Supplied material —
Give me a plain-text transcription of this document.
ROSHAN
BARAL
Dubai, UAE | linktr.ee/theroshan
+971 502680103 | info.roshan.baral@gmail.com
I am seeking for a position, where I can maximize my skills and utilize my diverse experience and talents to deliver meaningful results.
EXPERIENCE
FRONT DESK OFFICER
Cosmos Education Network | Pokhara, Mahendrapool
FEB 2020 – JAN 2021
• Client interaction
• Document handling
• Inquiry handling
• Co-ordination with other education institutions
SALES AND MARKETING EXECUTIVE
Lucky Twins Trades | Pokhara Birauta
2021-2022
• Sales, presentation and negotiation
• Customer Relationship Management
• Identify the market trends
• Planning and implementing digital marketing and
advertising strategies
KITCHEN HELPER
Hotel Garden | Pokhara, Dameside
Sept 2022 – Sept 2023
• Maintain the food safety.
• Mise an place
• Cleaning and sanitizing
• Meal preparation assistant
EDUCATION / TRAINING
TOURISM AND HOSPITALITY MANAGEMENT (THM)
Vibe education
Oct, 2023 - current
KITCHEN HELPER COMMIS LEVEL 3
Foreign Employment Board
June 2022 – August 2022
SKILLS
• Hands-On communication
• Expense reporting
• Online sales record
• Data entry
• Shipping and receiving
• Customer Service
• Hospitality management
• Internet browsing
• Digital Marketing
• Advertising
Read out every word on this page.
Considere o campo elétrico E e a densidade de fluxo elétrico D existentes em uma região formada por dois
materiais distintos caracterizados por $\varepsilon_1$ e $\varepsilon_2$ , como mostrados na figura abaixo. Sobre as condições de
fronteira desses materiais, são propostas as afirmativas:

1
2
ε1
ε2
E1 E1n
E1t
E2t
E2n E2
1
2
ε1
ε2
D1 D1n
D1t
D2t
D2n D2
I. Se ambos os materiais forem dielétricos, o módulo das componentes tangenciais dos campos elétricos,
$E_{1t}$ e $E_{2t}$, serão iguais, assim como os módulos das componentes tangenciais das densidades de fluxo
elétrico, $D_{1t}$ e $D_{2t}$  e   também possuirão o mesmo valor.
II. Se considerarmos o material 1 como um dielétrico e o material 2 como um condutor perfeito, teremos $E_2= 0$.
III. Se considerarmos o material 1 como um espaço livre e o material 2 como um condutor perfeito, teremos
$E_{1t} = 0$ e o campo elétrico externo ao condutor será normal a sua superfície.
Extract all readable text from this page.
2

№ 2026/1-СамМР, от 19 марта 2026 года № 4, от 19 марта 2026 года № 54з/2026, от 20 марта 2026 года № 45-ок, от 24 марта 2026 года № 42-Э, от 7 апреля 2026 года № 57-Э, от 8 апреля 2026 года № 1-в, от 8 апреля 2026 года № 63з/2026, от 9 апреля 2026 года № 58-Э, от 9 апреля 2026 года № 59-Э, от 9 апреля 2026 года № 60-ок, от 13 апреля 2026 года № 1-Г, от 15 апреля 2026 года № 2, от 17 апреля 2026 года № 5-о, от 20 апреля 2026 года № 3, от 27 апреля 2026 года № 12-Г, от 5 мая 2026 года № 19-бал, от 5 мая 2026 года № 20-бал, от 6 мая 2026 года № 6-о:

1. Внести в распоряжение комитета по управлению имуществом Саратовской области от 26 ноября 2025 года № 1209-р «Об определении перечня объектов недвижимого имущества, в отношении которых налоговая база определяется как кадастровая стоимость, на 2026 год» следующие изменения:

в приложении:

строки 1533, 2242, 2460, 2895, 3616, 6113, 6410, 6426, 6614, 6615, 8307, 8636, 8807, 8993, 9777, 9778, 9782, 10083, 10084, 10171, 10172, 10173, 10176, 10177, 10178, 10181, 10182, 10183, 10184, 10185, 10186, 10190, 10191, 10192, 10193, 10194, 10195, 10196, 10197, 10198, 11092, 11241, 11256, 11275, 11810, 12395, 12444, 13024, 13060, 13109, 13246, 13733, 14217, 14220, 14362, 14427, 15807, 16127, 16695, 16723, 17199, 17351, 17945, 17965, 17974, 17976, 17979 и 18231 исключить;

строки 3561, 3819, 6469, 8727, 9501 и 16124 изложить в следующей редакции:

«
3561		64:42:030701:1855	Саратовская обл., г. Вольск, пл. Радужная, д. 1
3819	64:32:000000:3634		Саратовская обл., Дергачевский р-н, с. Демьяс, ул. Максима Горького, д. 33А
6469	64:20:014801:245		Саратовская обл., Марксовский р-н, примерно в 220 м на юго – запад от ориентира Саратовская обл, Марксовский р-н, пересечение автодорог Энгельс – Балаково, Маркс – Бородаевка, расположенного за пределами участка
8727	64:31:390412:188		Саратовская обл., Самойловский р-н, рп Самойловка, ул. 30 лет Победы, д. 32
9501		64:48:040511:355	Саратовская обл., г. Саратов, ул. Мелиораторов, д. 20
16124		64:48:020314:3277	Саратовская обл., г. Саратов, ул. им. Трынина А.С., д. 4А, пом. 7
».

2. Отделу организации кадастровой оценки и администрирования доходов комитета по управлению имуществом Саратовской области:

What you will do — Report the count of lines in the entries that contain the string "Pokhara", and nothing besides it.

Solution to this task — 3